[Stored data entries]
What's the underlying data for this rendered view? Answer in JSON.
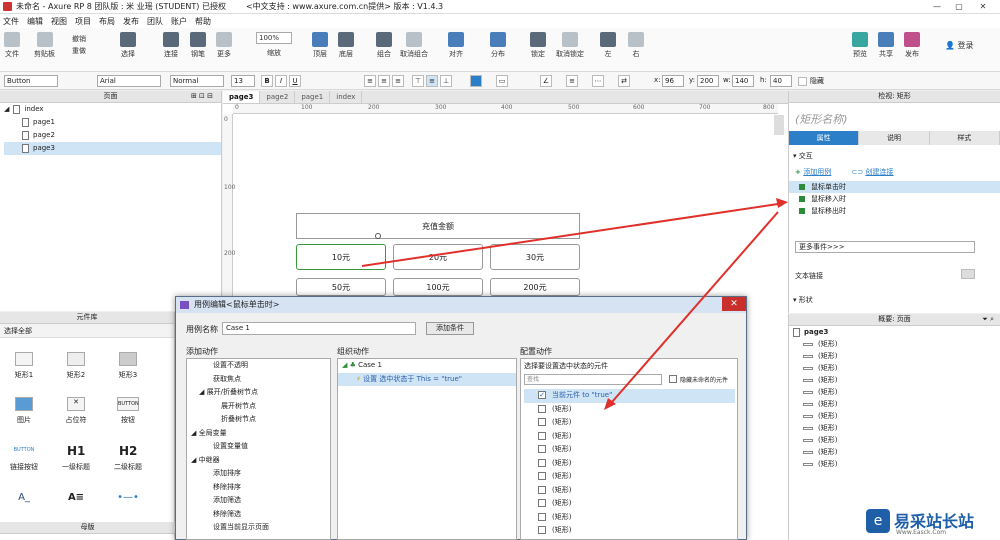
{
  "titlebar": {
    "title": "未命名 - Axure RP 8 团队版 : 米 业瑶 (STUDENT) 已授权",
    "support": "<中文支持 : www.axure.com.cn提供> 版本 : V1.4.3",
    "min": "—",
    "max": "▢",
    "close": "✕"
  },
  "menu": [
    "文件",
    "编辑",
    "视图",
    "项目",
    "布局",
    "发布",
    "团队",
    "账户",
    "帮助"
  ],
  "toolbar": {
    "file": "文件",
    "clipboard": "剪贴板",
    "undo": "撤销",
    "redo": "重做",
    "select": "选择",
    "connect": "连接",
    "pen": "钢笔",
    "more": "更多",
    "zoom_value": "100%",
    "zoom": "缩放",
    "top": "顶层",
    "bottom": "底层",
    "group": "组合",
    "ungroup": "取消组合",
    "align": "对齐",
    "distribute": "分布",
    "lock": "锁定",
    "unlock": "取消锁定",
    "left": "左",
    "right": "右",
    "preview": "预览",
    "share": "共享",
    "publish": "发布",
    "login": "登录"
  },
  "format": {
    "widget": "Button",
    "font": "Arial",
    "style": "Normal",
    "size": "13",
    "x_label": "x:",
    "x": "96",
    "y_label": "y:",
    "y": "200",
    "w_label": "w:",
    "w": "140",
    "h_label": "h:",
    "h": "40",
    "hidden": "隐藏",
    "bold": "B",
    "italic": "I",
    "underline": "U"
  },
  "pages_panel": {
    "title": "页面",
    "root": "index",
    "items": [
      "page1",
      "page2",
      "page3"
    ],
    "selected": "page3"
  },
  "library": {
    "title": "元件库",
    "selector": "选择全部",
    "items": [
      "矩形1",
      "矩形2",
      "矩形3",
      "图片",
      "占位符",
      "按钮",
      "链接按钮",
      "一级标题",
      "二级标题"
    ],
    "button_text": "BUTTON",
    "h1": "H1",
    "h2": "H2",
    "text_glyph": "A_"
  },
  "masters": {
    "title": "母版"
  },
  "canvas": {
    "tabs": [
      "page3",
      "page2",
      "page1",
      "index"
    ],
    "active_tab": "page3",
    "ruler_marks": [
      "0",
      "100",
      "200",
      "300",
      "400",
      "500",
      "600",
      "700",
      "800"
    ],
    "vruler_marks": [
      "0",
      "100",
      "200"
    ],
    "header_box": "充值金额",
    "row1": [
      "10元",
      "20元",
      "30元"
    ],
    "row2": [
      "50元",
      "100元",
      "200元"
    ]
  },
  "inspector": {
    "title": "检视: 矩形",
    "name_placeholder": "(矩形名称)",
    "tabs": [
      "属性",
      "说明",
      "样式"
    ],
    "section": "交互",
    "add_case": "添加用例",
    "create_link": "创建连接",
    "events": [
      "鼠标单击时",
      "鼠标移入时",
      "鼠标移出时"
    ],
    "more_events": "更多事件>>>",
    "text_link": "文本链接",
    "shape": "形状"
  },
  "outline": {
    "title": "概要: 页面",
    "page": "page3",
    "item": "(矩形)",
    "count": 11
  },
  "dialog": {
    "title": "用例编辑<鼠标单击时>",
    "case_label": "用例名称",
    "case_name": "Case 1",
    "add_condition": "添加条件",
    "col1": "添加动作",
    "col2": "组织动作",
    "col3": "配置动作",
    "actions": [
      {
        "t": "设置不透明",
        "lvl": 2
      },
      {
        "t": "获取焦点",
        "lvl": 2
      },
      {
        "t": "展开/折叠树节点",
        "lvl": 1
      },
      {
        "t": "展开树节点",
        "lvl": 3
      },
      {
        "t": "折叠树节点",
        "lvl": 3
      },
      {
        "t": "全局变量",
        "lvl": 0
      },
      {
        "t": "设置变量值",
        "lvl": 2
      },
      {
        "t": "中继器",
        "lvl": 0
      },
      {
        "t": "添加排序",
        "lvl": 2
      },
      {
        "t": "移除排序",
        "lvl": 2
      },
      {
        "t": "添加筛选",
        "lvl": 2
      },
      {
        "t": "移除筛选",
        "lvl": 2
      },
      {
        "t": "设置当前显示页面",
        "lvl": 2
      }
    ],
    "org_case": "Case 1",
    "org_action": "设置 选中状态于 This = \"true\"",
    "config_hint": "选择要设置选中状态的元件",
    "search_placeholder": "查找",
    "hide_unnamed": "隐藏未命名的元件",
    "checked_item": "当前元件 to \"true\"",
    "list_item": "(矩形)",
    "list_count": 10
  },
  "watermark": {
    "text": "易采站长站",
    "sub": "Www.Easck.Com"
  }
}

---

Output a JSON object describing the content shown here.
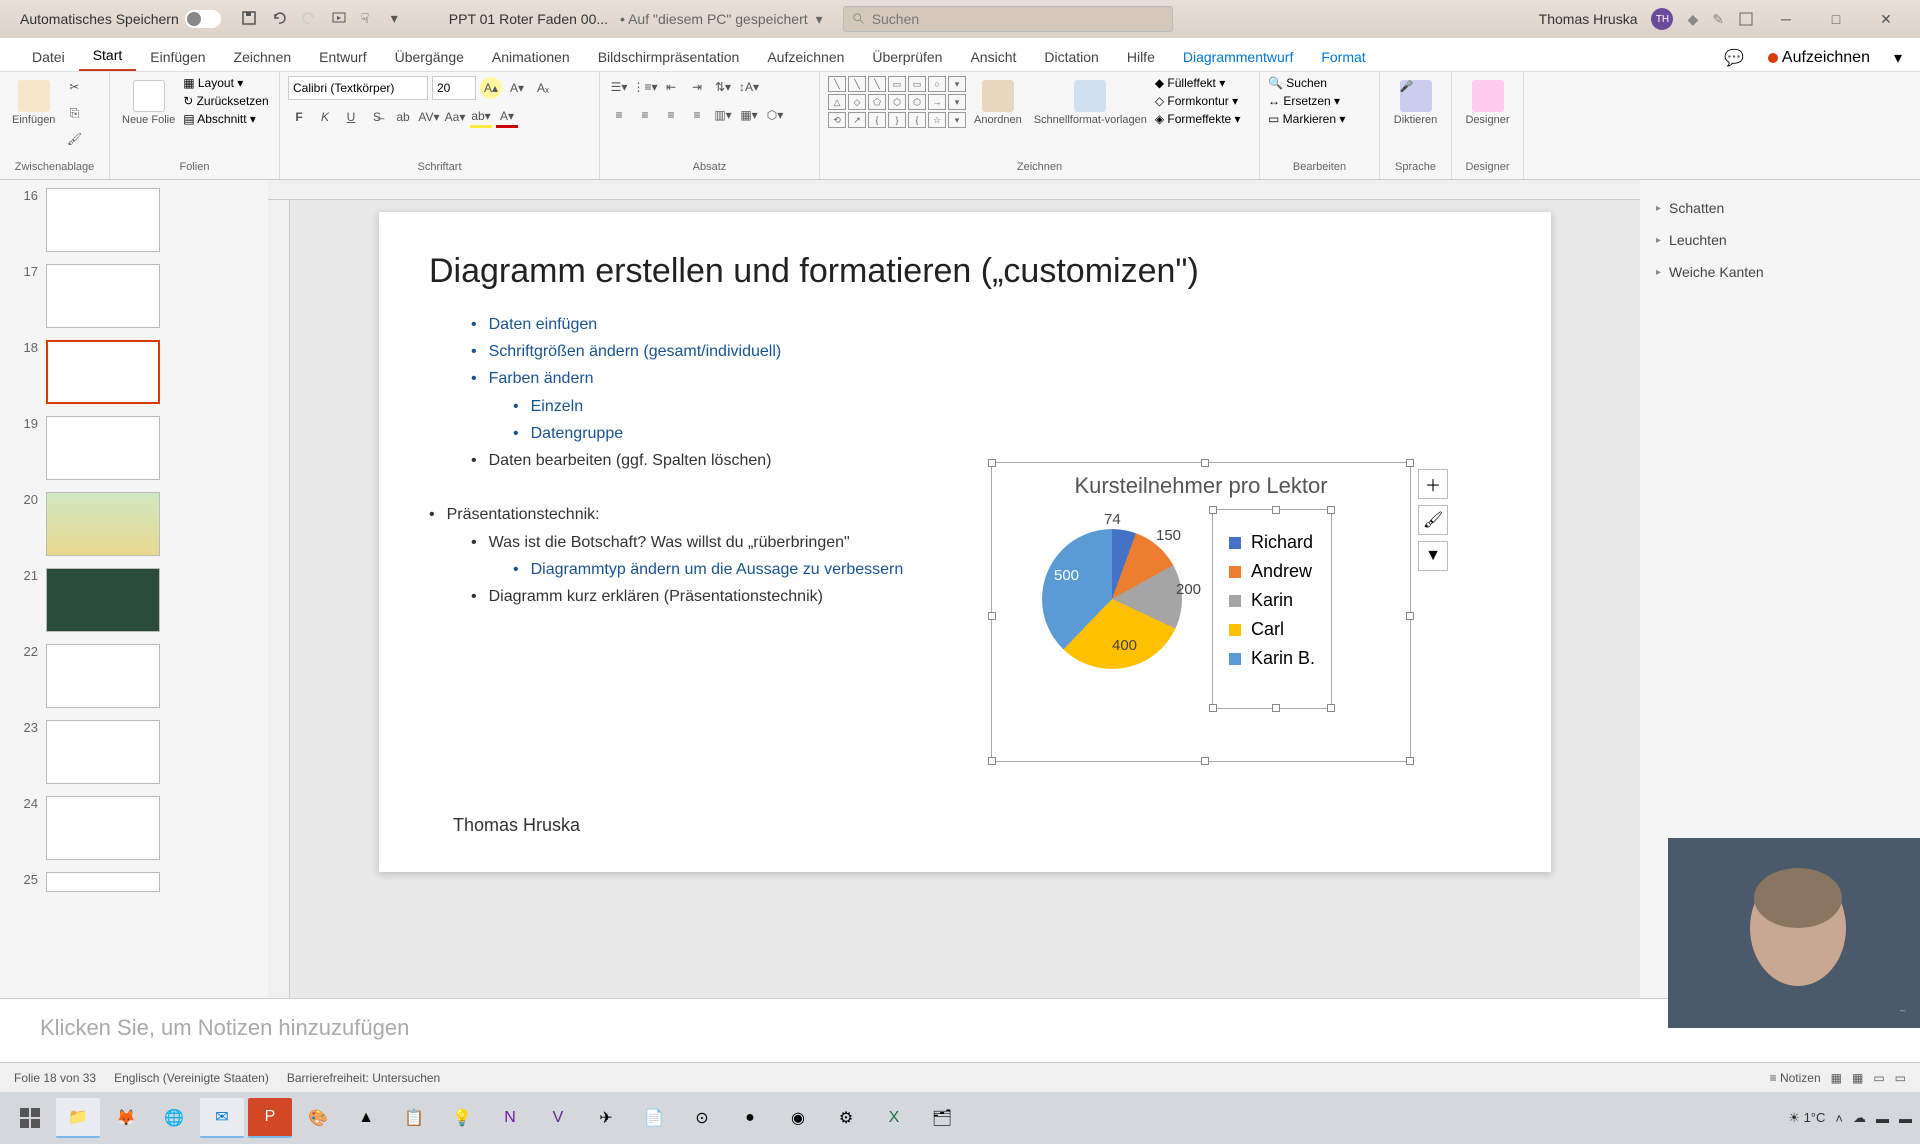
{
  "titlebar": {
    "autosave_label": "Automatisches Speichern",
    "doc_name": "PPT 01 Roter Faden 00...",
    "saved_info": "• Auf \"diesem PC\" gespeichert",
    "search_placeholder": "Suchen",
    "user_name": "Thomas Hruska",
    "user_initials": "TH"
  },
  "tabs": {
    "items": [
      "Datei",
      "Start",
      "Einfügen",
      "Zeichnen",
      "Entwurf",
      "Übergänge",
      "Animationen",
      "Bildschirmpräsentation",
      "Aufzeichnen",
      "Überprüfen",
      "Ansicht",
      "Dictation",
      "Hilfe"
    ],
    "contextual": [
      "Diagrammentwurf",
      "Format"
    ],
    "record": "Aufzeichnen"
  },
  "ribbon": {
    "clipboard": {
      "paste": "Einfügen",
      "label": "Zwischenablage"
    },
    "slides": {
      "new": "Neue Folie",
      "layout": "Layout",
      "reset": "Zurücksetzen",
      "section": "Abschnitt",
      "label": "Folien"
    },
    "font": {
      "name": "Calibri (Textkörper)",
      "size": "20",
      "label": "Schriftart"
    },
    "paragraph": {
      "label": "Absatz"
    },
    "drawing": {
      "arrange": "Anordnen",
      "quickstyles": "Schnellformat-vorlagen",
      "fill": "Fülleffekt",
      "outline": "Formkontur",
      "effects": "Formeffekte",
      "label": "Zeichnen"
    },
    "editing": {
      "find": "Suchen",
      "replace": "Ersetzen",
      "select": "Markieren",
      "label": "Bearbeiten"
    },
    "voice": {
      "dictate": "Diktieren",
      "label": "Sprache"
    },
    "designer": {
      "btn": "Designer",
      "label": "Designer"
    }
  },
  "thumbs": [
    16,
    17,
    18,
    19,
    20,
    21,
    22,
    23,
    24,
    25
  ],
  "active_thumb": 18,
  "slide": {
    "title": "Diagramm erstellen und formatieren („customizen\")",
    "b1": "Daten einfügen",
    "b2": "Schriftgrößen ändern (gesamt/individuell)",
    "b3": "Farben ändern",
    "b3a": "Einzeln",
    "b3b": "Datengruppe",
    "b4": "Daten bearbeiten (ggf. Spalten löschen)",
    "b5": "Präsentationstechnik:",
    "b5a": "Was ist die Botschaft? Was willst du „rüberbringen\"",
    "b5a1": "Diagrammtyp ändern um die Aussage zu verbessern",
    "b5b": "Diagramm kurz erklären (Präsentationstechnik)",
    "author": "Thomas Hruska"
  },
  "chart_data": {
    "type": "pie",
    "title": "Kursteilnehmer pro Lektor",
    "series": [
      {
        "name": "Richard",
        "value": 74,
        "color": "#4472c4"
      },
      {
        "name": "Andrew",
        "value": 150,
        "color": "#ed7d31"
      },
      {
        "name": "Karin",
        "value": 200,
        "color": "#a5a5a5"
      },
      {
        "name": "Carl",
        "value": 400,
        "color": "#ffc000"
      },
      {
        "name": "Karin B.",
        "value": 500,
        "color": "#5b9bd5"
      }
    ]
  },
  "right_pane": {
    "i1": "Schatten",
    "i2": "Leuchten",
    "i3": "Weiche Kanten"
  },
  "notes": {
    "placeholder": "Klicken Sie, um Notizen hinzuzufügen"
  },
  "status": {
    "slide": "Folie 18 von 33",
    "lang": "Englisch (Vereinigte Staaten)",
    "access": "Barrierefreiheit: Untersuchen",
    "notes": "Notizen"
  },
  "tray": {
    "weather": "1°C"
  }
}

> _Task details_
Identify lines with the string "Präsentationstechnik". Copy each one.

> _Answer to the task_
    "b5": "Präsentationstechnik:",
    "b5b": "Diagramm kurz erklären (Präsentationstechnik)",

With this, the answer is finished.